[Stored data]
___

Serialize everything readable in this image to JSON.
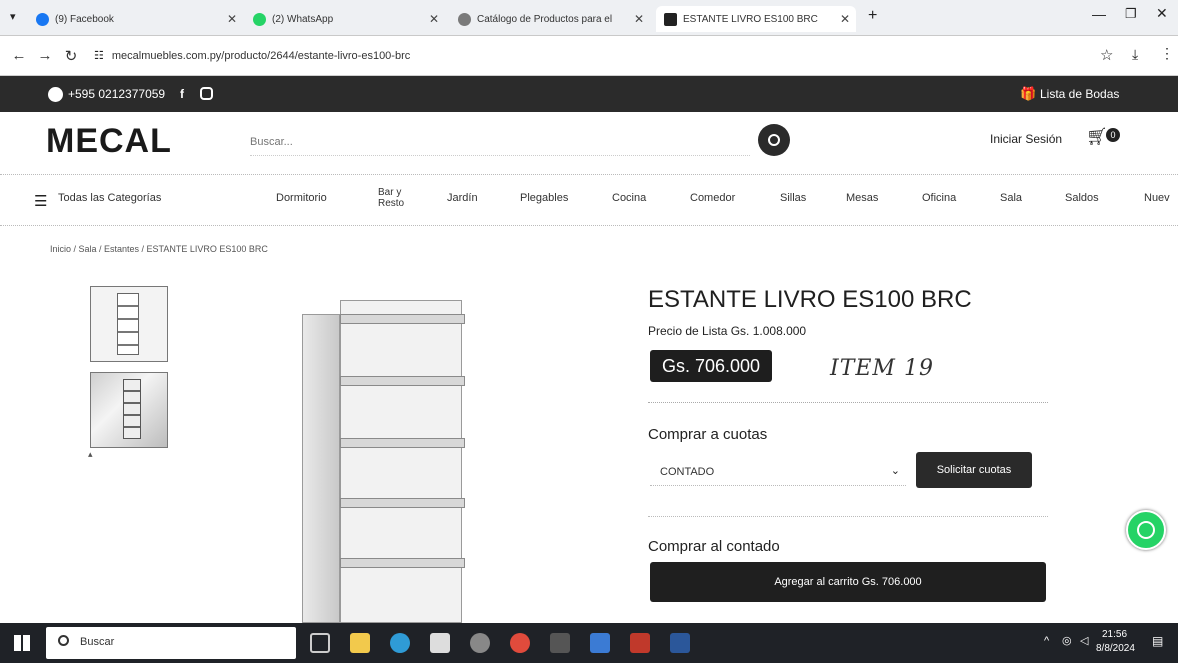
{
  "browser": {
    "tabs": [
      {
        "label": "(9) Facebook",
        "icon": "facebook-icon",
        "active": false
      },
      {
        "label": "(2) WhatsApp",
        "icon": "whatsapp-icon",
        "active": false
      },
      {
        "label": "Catálogo de Productos para el",
        "icon": "catalog-icon",
        "active": false
      },
      {
        "label": "ESTANTE LIVRO ES100 BRC",
        "icon": "mecal-icon",
        "active": true
      }
    ],
    "url": "mecalmuebles.com.py/producto/2644/estante-livro-es100-brc"
  },
  "topstrip": {
    "phone": "+595 0212377059",
    "wedding_list": "Lista de Bodas"
  },
  "header": {
    "logo": "MECAL",
    "search_placeholder": "Buscar...",
    "login": "Iniciar Sesión",
    "cart_count": "0"
  },
  "categories": {
    "all_label": "Todas las Categorías",
    "items": [
      "Dormitorio",
      "Bar y Resto",
      "Jardín",
      "Plegables",
      "Cocina",
      "Comedor",
      "Sillas",
      "Mesas",
      "Oficina",
      "Sala",
      "Saldos",
      "Nuev"
    ]
  },
  "breadcrumb": "Inicio / Sala / Estantes / ESTANTE LIVRO ES100 BRC",
  "product": {
    "title": "ESTANTE LIVRO ES100 BRC",
    "list_price": "Precio de Lista Gs. 1.008.000",
    "price": "Gs. 706.000",
    "handwritten_note": "ITEM 19",
    "installments_heading": "Comprar a cuotas",
    "installment_option": "CONTADO",
    "request_installments": "Solicitar cuotas",
    "cash_heading": "Comprar al contado",
    "add_to_cart": "Agregar al carrito Gs. 706.000"
  },
  "taskbar": {
    "search_label": "Buscar",
    "time": "21:56",
    "date": "8/8/2024"
  },
  "colors": {
    "dark": "#2b2b2b",
    "whatsapp": "#25d366",
    "price_bg": "#1e1e1e"
  }
}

___

• _Written task_
The data above should be repeated exactly, minus any pictures.

• _Complete answer_
Serialize everything readable in this image to JSON.
{
  "browser": {
    "tabs": [
      {
        "label": "(9) Facebook",
        "icon": "facebook-icon",
        "active": false
      },
      {
        "label": "(2) WhatsApp",
        "icon": "whatsapp-icon",
        "active": false
      },
      {
        "label": "Catálogo de Productos para el",
        "icon": "catalog-icon",
        "active": false
      },
      {
        "label": "ESTANTE LIVRO ES100 BRC",
        "icon": "mecal-icon",
        "active": true
      }
    ],
    "url": "mecalmuebles.com.py/producto/2644/estante-livro-es100-brc"
  },
  "topstrip": {
    "phone": "+595 0212377059",
    "wedding_list": "Lista de Bodas"
  },
  "header": {
    "logo": "MECAL",
    "search_placeholder": "Buscar...",
    "login": "Iniciar Sesión",
    "cart_count": "0"
  },
  "categories": {
    "all_label": "Todas las Categorías",
    "items": [
      "Dormitorio",
      "Bar y Resto",
      "Jardín",
      "Plegables",
      "Cocina",
      "Comedor",
      "Sillas",
      "Mesas",
      "Oficina",
      "Sala",
      "Saldos",
      "Nuev"
    ]
  },
  "breadcrumb": "Inicio / Sala / Estantes / ESTANTE LIVRO ES100 BRC",
  "product": {
    "title": "ESTANTE LIVRO ES100 BRC",
    "list_price": "Precio de Lista Gs. 1.008.000",
    "price": "Gs. 706.000",
    "handwritten_note": "ITEM 19",
    "installments_heading": "Comprar a cuotas",
    "installment_option": "CONTADO",
    "request_installments": "Solicitar cuotas",
    "cash_heading": "Comprar al contado",
    "add_to_cart": "Agregar al carrito Gs. 706.000"
  },
  "taskbar": {
    "search_label": "Buscar",
    "time": "21:56",
    "date": "8/8/2024"
  },
  "colors": {
    "dark": "#2b2b2b",
    "whatsapp": "#25d366",
    "price_bg": "#1e1e1e"
  }
}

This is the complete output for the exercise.